### What you are asked to do
Copy each line of the entries that contains the word "sebelum".

### Working data
+-------+

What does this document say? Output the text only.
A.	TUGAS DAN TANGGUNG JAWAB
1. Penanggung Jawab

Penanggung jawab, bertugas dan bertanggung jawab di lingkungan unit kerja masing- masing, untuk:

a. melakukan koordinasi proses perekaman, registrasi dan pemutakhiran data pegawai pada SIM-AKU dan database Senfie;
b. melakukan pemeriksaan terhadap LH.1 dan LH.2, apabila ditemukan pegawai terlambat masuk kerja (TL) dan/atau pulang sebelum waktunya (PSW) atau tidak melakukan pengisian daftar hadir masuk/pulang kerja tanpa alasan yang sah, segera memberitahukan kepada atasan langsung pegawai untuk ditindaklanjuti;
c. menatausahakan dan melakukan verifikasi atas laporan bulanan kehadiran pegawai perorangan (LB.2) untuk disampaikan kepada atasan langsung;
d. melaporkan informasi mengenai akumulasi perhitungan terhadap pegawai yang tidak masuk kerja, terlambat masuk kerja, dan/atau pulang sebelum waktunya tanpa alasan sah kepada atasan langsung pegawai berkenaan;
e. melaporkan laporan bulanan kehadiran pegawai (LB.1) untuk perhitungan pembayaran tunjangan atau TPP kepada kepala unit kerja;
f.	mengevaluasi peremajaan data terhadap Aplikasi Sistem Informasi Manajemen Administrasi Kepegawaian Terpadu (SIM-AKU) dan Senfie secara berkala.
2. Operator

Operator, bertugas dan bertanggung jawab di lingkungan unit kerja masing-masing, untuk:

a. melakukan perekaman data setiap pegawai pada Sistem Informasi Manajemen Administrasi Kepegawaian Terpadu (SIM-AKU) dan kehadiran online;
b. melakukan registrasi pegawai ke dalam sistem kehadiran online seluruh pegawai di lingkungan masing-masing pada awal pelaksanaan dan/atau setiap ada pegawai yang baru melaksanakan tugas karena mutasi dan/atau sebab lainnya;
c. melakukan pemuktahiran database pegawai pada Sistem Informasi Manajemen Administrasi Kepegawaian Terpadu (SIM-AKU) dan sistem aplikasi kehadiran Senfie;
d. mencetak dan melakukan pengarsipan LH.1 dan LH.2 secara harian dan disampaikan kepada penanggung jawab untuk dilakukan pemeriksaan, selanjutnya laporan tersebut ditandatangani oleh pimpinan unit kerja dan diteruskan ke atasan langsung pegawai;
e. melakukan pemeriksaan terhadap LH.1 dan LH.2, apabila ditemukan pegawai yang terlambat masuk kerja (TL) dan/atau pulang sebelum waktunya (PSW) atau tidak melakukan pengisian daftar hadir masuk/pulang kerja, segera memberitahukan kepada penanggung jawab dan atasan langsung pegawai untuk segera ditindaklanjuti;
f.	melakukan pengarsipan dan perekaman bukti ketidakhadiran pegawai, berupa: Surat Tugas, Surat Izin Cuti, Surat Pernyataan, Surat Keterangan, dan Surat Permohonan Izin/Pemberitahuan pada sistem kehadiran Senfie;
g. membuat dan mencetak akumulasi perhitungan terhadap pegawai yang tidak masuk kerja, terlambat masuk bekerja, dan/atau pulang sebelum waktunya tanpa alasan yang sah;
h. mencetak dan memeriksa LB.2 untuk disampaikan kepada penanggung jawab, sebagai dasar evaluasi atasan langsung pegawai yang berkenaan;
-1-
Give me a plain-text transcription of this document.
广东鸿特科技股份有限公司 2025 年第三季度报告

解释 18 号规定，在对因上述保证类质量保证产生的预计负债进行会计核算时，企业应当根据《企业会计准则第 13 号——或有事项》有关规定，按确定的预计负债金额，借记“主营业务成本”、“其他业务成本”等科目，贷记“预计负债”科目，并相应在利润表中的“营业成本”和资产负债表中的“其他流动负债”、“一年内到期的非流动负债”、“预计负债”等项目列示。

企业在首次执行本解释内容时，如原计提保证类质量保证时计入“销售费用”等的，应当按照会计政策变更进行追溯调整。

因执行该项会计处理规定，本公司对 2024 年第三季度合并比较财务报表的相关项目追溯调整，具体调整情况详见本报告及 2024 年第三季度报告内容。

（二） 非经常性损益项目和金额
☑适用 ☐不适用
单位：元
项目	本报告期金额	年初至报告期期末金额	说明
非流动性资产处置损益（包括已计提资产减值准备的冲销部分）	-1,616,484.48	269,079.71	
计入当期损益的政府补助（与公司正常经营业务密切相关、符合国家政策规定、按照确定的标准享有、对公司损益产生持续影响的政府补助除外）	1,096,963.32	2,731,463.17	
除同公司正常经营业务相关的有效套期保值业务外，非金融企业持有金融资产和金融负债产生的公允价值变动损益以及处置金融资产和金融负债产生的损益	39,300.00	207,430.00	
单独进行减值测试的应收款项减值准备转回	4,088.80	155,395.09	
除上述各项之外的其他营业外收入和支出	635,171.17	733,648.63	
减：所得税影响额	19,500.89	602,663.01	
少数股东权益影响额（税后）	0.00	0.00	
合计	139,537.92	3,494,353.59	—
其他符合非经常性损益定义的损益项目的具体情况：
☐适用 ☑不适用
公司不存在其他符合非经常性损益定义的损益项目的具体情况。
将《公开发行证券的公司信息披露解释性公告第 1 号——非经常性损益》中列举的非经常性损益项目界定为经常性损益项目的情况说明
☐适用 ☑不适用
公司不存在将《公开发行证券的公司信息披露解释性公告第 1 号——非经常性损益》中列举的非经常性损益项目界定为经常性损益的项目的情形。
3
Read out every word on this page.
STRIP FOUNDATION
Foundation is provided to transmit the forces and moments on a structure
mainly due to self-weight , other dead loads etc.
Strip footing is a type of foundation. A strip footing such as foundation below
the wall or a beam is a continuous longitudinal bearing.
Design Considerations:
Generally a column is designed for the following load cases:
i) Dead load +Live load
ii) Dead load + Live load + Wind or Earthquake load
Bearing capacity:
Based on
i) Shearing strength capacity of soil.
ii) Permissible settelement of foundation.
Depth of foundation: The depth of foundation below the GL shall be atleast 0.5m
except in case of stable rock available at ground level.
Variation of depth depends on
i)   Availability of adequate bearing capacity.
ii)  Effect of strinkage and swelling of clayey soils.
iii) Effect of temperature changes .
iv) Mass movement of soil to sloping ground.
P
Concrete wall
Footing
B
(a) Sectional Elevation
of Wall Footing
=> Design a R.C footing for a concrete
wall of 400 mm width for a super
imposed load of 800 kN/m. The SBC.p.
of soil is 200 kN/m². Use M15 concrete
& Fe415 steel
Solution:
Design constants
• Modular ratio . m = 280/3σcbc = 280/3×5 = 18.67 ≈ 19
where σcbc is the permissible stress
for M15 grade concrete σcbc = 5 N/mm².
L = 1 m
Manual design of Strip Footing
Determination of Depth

+-------+

### Final result
b. melakukan pemeriksaan terhadap LH.1 dan LH.2, apabila ditemukan pegawai terlambat masuk kerja (TL) dan/atau pulang sebelum waktunya (PSW) atau tidak melakukan pengisian daftar hadir masuk/pulang kerja tanpa alasan yang sah, segera memberitahukan kepada atasan langsung pegawai untuk ditindaklanjuti;
d. melaporkan informasi mengenai akumulasi perhitungan terhadap pegawai yang tidak masuk kerja, terlambat masuk kerja, dan/atau pulang sebelum waktunya tanpa alasan sah kepada atasan langsung pegawai berkenaan;
e. melakukan pemeriksaan terhadap LH.1 dan LH.2, apabila ditemukan pegawai yang terlambat masuk kerja (TL) dan/atau pulang sebelum waktunya (PSW) atau tidak melakukan pengisian daftar hadir masuk/pulang kerja, segera memberitahukan kepada penanggung jawab dan atasan langsung pegawai untuk segera ditindaklanjuti;
g. membuat dan mencetak akumulasi perhitungan terhadap pegawai yang tidak masuk kerja, terlambat masuk bekerja, dan/atau pulang sebelum waktunya tanpa alasan yang sah;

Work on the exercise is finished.